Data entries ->
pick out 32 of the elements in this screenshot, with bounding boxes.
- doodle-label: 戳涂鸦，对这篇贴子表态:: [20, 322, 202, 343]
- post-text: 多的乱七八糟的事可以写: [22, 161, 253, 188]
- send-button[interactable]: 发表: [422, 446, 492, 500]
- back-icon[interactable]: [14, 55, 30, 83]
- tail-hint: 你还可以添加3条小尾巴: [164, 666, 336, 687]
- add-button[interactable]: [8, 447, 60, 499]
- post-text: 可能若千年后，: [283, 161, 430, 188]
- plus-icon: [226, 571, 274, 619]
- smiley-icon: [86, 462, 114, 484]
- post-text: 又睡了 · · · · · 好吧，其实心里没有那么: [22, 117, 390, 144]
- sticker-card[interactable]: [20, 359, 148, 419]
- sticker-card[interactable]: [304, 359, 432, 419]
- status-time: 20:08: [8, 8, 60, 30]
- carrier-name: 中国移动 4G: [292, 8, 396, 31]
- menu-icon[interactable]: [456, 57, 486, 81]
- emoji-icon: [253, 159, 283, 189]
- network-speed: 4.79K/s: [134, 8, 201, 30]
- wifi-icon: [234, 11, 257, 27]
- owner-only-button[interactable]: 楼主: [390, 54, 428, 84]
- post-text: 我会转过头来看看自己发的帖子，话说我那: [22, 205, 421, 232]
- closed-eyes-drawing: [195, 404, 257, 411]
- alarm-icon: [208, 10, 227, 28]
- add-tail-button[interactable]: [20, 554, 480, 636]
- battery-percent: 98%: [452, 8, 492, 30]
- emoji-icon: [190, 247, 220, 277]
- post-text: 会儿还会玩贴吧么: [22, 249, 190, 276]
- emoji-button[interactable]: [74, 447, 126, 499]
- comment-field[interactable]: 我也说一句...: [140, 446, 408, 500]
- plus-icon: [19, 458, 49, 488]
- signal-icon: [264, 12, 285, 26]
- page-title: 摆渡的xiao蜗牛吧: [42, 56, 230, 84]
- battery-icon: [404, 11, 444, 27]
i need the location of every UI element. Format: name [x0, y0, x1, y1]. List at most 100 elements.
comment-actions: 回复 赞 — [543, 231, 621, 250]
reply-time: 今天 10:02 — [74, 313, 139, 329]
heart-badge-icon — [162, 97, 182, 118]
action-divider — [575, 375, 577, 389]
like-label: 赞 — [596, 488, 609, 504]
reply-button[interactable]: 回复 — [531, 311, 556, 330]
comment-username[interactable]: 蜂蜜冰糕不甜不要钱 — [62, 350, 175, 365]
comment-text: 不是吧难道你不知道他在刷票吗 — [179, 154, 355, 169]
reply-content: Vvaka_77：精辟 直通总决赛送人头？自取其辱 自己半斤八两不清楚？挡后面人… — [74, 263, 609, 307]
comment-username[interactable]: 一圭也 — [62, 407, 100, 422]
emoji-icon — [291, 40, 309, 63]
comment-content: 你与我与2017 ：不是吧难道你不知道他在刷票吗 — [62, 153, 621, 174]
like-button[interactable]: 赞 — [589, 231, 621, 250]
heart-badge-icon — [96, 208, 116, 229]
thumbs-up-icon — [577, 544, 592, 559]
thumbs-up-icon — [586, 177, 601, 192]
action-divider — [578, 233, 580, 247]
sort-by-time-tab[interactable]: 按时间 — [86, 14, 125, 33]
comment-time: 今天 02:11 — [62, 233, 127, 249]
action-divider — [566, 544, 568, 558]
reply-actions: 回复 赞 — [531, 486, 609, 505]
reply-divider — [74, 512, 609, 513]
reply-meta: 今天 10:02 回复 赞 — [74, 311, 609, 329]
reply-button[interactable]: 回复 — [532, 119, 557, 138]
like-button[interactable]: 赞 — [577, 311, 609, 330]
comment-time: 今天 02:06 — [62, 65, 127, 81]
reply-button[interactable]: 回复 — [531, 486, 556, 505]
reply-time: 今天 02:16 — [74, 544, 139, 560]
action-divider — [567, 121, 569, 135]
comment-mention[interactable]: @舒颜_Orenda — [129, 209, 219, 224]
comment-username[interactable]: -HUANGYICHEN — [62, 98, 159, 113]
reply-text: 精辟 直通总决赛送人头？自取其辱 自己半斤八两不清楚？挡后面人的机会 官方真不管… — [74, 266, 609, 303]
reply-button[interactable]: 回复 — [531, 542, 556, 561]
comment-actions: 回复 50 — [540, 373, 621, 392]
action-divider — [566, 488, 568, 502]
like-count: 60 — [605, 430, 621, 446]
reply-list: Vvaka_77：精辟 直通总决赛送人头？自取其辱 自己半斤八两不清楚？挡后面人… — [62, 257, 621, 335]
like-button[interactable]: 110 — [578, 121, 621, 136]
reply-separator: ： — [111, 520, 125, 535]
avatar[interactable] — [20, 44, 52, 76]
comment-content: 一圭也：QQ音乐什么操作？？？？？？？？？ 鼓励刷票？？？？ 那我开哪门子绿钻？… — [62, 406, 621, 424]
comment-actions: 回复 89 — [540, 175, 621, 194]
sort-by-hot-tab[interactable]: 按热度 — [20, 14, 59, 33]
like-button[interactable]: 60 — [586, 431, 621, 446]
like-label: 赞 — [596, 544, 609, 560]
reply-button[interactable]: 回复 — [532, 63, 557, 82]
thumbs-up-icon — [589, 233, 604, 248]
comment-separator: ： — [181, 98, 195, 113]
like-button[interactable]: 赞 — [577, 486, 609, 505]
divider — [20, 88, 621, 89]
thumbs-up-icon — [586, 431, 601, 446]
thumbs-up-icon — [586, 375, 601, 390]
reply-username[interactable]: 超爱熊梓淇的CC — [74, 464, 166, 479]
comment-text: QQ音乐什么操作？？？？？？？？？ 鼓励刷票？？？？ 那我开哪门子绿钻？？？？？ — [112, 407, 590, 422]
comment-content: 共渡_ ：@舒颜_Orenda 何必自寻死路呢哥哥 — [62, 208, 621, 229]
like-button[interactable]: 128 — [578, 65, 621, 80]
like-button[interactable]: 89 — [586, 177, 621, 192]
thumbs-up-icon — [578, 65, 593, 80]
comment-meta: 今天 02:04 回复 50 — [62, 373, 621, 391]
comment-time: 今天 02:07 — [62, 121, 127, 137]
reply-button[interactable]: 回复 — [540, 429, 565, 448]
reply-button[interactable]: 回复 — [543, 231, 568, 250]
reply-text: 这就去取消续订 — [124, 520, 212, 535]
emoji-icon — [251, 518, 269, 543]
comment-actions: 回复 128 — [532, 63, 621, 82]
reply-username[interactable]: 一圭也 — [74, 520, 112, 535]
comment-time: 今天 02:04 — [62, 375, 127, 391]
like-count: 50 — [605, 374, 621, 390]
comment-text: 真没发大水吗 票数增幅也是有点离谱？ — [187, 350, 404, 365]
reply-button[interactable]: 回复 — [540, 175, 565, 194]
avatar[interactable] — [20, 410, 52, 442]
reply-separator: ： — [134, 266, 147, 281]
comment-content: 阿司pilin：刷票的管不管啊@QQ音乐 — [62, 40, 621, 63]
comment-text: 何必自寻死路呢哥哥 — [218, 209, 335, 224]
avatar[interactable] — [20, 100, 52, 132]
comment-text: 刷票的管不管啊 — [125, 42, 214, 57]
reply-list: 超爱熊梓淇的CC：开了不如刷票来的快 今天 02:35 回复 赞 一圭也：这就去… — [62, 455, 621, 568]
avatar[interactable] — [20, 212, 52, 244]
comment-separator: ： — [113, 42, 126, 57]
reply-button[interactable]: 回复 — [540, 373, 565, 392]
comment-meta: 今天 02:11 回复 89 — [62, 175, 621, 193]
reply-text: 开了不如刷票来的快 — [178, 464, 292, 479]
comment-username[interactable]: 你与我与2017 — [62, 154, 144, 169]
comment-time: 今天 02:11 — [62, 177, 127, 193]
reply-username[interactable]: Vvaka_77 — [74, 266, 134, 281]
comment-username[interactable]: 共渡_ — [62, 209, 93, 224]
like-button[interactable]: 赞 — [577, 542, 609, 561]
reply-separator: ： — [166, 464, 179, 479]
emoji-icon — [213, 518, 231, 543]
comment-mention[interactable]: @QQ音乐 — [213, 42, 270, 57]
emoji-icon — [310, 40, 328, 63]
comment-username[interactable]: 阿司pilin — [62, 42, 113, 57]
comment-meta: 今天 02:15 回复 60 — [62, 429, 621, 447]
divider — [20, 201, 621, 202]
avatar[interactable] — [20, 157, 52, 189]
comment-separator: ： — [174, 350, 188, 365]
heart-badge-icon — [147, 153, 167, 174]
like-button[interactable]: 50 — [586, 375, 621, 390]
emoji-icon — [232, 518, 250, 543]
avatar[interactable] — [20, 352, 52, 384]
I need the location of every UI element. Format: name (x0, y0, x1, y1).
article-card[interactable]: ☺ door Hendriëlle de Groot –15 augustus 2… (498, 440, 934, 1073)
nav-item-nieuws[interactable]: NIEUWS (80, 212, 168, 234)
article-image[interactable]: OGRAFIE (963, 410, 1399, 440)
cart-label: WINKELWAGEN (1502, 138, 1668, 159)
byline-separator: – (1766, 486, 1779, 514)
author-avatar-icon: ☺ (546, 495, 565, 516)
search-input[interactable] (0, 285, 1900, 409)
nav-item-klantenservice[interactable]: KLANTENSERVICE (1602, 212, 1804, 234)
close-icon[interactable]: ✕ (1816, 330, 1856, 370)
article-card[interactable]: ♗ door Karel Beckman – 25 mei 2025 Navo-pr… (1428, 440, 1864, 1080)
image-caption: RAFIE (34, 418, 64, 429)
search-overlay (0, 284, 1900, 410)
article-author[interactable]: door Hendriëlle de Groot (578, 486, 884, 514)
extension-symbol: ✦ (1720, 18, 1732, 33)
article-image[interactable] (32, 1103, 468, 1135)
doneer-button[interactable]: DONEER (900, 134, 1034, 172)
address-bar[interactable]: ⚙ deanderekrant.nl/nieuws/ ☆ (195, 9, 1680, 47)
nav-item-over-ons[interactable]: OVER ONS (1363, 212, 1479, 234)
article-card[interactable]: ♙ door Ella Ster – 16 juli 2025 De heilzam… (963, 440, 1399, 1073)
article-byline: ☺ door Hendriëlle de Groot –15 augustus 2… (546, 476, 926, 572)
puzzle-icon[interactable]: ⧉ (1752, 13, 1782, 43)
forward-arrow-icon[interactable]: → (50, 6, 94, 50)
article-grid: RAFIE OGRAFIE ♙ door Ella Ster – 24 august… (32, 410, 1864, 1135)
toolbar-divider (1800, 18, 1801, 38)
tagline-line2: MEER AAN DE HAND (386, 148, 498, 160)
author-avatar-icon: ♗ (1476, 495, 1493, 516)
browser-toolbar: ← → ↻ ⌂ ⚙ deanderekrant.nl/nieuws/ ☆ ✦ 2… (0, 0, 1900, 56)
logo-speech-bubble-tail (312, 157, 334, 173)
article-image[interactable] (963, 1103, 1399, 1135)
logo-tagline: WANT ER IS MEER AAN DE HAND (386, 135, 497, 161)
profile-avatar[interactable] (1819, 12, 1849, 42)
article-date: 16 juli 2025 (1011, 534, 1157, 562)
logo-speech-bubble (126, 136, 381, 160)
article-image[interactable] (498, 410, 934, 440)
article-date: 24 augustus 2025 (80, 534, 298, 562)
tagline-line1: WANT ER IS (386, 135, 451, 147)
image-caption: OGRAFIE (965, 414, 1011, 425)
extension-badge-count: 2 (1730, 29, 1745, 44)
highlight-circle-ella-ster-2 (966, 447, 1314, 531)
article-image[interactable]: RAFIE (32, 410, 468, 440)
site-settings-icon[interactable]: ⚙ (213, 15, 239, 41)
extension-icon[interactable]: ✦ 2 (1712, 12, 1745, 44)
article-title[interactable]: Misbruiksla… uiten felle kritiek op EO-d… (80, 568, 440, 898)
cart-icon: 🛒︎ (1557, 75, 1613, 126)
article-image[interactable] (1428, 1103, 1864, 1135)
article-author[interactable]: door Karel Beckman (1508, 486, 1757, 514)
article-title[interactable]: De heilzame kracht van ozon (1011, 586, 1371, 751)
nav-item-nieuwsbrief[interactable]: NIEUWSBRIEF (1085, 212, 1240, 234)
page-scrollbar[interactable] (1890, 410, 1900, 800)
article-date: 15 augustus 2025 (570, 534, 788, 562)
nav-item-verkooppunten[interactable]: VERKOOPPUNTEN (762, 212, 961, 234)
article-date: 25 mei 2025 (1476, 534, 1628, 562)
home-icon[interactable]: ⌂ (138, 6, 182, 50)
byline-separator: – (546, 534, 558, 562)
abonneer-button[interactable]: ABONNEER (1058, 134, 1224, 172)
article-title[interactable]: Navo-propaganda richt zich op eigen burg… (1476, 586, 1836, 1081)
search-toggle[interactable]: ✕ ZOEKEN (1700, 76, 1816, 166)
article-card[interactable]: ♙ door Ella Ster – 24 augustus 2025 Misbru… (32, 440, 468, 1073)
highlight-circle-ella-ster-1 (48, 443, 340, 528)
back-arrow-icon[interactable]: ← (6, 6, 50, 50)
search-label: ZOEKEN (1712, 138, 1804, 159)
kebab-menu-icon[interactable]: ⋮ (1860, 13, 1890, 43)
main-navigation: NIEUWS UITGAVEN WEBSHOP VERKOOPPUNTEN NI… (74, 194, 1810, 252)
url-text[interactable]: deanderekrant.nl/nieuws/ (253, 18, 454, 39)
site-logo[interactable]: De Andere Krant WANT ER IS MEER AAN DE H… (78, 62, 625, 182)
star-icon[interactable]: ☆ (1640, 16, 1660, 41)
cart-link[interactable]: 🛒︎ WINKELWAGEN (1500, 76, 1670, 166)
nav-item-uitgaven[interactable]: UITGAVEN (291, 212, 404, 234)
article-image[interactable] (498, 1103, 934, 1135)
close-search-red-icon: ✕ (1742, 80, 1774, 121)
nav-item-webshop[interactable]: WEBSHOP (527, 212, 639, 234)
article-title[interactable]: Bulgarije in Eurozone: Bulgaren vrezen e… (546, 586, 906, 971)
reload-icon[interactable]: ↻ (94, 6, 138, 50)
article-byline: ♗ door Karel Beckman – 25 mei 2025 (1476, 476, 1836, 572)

PROBLEM DESCRIPTION ->
Format the lines running from the start of the data through the line that contains "- add-button[interactable]: [8, 447, 60, 499]" as a JSON list of strings, one string per line, leaving out blank lines.

COMPLETE ANSWER ->
[
  "pick out 32 of the elements in this screenshot, with bounding boxes.",
  "- doodle-label: 戳涂鸦，对这篇贴子表态:: [20, 322, 202, 343]",
  "- post-text: 多的乱七八糟的事可以写: [22, 161, 253, 188]",
  "- send-button[interactable]: 发表: [422, 446, 492, 500]",
  "- back-icon[interactable]: [14, 55, 30, 83]",
  "- tail-hint: 你还可以添加3条小尾巴: [164, 666, 336, 687]",
  "- add-button[interactable]: [8, 447, 60, 499]"
]